Items from a dataset
——————————

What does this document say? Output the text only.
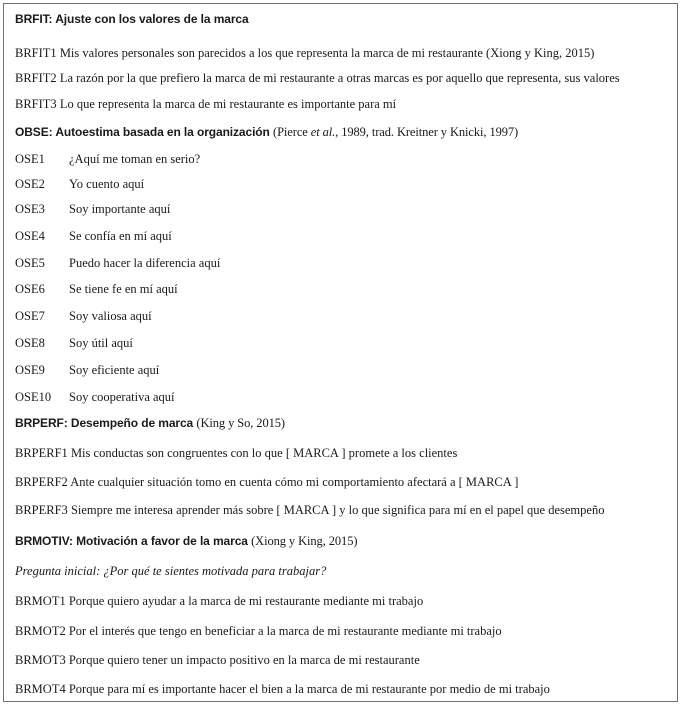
BRFIT: Ajuste con los valores de la marca
BRFIT1 Mis valores personales son parecidos a los que representa la marca de mi restaurante (Xiong y King, 2015)
BRFIT2 La razón por la que prefiero la marca de mi restaurante a otras marcas es por aquello que representa, sus valores
BRFIT3 Lo que representa la marca de mi restaurante es importante para mí
OBSE: Autoestima basada en la organización (Pierce et al., 1989, trad. Kreitner y Knicki, 1997)
OSE1 ¿Aquí me toman en serio?
OSE2 Yo cuento aquí
OSE3 Soy importante aquí
OSE4 Se confía en mí aquí
OSE5 Puedo hacer la diferencia aquí
OSE6 Se tiene fe en mí aquí
OSE7 Soy valiosa aquí
OSE8 Soy útil aquí
OSE9 Soy eficiente aquí
OSE10 Soy cooperativa aquí
BRPERF: Desempeño de marca (King y So, 2015)
BRPERF1 Mis conductas son congruentes con lo que [ MARCA ] promete a los clientes
BRPERF2 Ante cualquier situación tomo en cuenta cómo mi comportamiento afectará a [ MARCA ]
BRPERF3 Siempre me interesa aprender más sobre [ MARCA ] y lo que significa para mí en el papel que desempeño
BRMOTIV: Motivación a favor de la marca (Xiong y King, 2015)
Pregunta inicial: ¿Por qué te sientes motivada para trabajar?
BRMOT1 Porque quiero ayudar a la marca de mi restaurante mediante mi trabajo
BRMOT2 Por el interés que tengo en beneficiar a la marca de mi restaurante mediante mi trabajo
BRMOT3 Porque quiero tener un impacto positivo en la marca de mi restaurante
BRMOT4 Porque para mí es importante hacer el bien a la marca de mi restaurante por medio de mi trabajo
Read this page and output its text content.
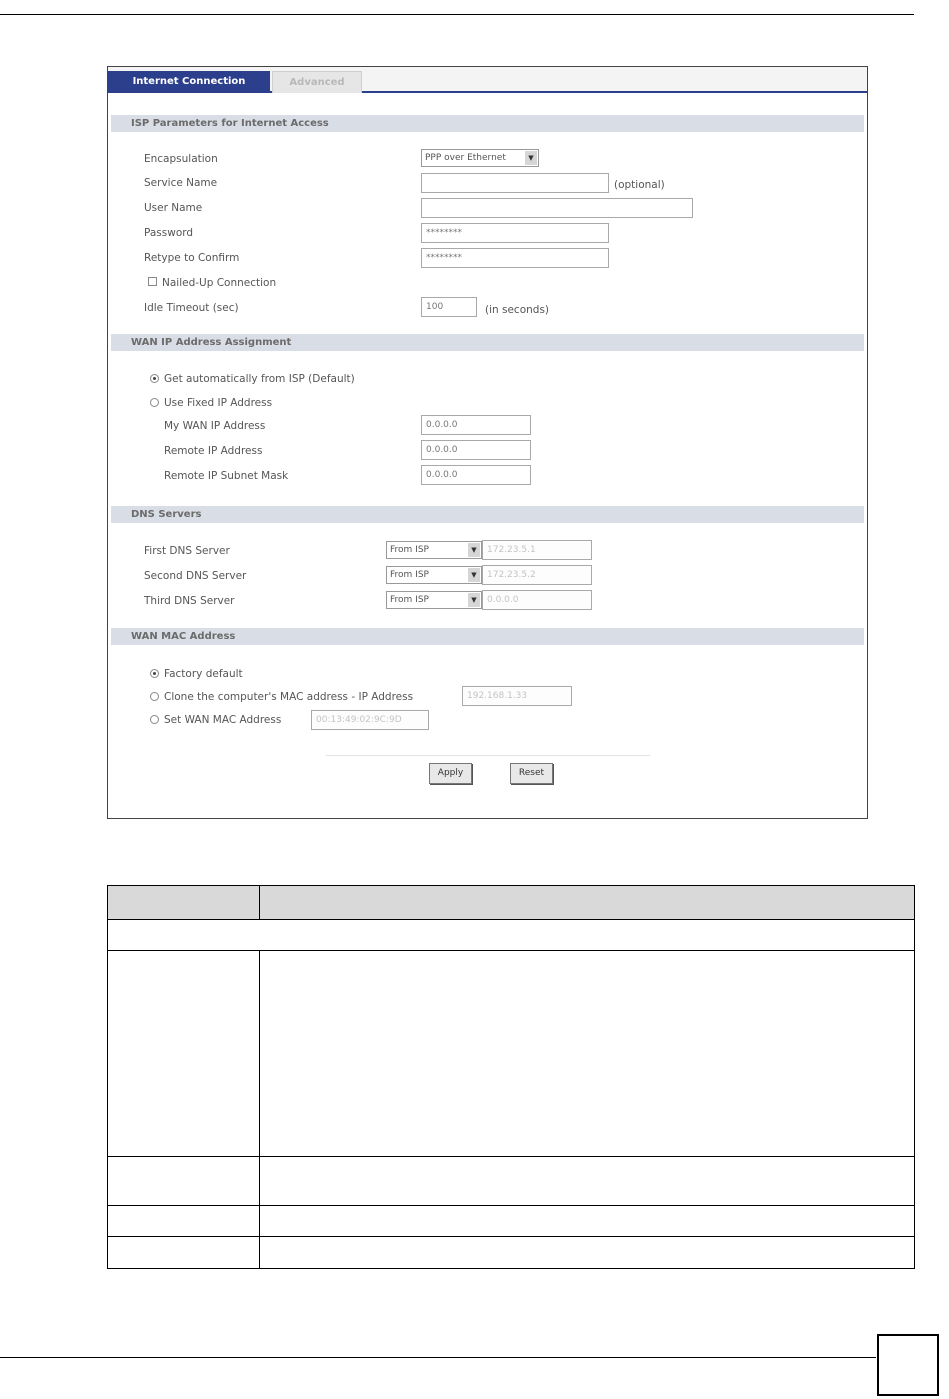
Internet Connection	Advanced
ISP Parameters for Internet Access
Encapsulation	PPP over Ethernet	▼
Service Name	(optional)
User Name
Password	********
Retype to Confirm	********
Nailed-Up Connection
Idle Timeout (sec)	100	(in seconds)
WAN IP Address Assignment
Get automatically from ISP (Default)
Use Fixed IP Address
My WAN IP Address	0.0.0.0
Remote IP Address	0.0.0.0
Remote IP Subnet Mask	0.0.0.0
DNS Servers
First DNS Server	From ISP	▼	172.23.5.1
Second DNS Server	From ISP	▼	172.23.5.2
Third DNS Server	From ISP	▼	0.0.0.0
WAN MAC Address
Factory default
Clone the computer's MAC address - IP Address	192.168.1.33
Set WAN MAC Address	00:13:49:02:9C:9D
Apply	Reset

——————————

DIRECTIVE => Whenever "Xiong" turns up in a line, pick that line out.

EXERCISE OUTPUT =>
BRFIT1 Mis valores personales son parecidos a los que representa la marca de mi restaurante (Xiong y King, 2015)
BRMOTIV: Motivación a favor de la marca (Xiong y King, 2015)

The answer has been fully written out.